• **Entries**
########################################

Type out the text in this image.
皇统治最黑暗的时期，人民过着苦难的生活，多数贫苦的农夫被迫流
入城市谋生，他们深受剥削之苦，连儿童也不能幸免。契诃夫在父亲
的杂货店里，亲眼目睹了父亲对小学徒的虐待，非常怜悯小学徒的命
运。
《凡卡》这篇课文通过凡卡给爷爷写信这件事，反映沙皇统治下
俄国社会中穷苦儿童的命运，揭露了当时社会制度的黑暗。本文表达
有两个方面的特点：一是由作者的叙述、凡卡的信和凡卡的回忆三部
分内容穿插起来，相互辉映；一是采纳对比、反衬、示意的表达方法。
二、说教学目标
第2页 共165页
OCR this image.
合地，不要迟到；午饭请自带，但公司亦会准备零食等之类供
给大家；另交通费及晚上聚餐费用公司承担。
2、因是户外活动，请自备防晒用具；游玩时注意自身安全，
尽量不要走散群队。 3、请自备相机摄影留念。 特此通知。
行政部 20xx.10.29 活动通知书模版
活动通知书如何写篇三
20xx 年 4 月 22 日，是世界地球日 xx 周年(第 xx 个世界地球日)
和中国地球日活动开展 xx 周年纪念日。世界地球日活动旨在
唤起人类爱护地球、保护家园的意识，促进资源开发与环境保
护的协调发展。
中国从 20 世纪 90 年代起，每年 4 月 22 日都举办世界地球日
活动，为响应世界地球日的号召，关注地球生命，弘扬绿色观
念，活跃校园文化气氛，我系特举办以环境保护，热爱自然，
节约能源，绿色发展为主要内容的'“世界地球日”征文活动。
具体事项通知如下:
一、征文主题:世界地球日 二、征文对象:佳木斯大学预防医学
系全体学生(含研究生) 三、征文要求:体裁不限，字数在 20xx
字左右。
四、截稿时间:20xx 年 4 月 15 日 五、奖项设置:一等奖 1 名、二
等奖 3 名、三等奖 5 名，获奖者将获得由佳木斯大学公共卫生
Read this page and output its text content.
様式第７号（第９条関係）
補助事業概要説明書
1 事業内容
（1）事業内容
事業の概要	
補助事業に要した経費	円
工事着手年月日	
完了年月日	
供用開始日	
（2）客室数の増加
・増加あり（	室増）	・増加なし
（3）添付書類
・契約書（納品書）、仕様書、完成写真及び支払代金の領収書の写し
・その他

########################################

Transcribe, word for word, every line from the one containing "Read this page and output its text content." through the final line of the entries, and nothing else.

• **Response**
Read this page and output its text content.
様式第７号（第９条関係）
補助事業概要説明書
1 事業内容
（1）事業内容
事業の概要	
補助事業に要した経費	円
工事着手年月日	
完了年月日	
供用開始日	
（2）客室数の増加
・増加あり（	室増）	・増加なし
（3）添付書類
・契約書（納品書）、仕様書、完成写真及び支払代金の領収書の写し
・その他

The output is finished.